*WHAT IS REQUIRED*. Only the number is wanted: how many lines of these entries contain the word "Karri"?

--- start of DATASET RECORDS ---

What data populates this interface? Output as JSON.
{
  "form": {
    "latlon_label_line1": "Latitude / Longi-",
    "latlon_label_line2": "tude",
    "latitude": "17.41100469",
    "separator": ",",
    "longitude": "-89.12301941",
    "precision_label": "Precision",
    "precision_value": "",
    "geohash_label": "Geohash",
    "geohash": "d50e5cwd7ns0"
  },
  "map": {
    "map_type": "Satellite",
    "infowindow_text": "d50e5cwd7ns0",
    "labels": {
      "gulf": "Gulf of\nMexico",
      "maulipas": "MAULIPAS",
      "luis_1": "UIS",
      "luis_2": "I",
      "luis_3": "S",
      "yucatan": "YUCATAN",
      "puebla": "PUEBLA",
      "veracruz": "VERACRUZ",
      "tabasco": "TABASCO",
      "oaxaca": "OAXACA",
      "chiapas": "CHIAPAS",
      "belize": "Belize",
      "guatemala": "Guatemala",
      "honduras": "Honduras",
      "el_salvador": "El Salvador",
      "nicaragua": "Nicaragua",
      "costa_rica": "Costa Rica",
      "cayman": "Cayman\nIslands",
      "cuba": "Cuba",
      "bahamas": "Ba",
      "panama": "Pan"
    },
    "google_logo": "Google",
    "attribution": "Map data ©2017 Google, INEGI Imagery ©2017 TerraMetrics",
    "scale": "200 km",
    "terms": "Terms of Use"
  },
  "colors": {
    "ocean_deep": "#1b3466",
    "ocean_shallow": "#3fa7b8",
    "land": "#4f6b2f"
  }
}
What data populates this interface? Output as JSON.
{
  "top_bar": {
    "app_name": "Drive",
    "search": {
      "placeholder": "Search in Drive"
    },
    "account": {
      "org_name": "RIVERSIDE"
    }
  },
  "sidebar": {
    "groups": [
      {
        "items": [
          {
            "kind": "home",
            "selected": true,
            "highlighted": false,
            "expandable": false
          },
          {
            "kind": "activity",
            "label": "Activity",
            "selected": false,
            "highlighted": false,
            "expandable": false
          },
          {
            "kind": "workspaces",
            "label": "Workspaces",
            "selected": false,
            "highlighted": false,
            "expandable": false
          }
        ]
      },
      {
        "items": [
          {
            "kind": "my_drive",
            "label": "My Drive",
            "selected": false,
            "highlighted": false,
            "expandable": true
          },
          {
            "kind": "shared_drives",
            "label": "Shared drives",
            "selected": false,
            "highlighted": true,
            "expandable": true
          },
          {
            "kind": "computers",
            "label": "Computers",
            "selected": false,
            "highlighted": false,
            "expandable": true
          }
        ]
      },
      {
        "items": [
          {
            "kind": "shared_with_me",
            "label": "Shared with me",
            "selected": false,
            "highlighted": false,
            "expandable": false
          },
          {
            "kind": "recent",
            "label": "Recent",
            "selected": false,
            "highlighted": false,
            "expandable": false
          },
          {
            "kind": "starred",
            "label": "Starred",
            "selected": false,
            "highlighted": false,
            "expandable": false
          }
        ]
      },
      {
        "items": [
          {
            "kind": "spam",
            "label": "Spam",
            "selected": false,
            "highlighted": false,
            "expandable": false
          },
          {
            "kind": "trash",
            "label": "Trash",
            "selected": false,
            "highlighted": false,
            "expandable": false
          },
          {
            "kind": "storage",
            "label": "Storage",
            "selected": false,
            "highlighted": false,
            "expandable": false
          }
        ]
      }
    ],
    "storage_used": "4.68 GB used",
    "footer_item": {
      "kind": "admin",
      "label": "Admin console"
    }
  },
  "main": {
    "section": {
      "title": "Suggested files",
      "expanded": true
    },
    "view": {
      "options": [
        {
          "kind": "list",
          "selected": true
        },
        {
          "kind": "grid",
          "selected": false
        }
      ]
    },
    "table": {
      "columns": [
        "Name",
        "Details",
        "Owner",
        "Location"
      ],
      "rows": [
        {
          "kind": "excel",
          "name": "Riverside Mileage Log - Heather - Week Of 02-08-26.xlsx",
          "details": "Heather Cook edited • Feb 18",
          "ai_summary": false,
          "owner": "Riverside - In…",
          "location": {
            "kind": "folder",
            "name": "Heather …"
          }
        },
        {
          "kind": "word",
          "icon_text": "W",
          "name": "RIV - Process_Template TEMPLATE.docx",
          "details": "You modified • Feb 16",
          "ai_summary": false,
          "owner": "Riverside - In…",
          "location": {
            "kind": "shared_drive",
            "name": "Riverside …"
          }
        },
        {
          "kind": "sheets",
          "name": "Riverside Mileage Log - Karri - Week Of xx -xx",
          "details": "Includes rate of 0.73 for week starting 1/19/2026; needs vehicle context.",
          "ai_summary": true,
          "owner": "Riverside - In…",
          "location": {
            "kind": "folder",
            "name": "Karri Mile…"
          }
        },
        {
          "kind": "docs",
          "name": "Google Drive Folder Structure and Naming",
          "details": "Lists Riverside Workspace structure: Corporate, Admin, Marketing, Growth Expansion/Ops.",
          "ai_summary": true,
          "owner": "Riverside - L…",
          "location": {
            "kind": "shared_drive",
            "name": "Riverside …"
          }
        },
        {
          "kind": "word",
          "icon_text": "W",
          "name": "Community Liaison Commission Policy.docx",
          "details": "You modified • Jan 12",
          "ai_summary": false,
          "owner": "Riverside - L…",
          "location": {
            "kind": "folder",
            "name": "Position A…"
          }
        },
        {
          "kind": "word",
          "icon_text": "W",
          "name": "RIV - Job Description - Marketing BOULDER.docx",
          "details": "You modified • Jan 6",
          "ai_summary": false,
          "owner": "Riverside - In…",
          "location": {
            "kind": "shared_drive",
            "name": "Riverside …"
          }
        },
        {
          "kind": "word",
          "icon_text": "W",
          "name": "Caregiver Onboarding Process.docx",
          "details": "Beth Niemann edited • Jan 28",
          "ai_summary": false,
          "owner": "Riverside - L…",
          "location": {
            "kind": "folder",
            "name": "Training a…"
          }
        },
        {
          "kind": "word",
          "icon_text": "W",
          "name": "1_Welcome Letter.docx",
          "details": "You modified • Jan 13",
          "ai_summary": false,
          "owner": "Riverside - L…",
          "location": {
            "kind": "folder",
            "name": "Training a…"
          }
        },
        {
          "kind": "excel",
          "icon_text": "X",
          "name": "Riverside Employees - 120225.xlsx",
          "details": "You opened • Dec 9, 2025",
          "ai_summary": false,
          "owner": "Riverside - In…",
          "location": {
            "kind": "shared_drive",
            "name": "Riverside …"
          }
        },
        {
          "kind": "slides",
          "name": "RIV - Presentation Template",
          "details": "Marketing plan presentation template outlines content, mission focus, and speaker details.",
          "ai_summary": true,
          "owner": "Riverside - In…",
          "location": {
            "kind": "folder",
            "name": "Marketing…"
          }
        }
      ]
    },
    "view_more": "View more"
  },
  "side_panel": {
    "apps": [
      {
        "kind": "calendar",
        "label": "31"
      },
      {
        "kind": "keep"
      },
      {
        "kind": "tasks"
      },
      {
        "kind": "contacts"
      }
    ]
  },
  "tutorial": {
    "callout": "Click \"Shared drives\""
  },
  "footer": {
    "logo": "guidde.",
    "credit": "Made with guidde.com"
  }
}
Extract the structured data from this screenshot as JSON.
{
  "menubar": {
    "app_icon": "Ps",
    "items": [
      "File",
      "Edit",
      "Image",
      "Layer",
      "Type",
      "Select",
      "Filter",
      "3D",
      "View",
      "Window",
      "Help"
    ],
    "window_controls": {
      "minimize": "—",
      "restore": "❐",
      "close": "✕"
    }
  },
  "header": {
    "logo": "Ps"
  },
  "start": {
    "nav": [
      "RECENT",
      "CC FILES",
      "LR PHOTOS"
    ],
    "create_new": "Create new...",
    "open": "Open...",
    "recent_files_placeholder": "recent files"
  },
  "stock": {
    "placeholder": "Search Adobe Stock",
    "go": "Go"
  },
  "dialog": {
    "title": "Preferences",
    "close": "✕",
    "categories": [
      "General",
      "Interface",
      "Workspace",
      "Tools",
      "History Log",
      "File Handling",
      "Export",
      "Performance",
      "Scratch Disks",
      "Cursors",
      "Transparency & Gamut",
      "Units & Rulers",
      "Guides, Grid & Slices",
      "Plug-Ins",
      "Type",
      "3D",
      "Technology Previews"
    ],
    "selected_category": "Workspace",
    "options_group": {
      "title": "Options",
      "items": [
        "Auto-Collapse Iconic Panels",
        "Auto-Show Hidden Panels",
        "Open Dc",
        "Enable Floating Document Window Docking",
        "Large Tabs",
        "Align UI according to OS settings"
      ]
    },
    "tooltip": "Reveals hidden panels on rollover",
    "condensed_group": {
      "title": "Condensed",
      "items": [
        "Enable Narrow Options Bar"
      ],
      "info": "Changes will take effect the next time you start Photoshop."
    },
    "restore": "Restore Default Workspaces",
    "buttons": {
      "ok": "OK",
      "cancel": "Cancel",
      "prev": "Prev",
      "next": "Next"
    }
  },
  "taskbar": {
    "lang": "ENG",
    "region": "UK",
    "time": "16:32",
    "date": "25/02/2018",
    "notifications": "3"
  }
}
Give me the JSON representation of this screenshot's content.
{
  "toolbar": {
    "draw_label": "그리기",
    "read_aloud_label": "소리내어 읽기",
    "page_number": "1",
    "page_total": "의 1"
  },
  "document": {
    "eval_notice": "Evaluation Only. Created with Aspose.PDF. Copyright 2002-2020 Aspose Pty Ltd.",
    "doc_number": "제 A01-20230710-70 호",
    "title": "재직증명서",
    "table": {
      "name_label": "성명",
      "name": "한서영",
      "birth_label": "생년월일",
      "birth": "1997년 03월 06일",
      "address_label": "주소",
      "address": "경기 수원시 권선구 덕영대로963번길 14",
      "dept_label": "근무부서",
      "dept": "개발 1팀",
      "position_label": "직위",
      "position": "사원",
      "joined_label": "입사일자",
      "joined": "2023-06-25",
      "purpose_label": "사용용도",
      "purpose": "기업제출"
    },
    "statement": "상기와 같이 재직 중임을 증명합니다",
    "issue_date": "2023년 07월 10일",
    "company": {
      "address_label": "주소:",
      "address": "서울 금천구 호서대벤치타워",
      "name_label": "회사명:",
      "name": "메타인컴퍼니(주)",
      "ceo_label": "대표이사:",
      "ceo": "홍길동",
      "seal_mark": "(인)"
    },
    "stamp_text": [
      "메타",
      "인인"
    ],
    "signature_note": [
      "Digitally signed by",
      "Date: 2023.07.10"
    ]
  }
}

--- end of DATASET RECORDS ---

*EXERCISE RESPONSE*. 2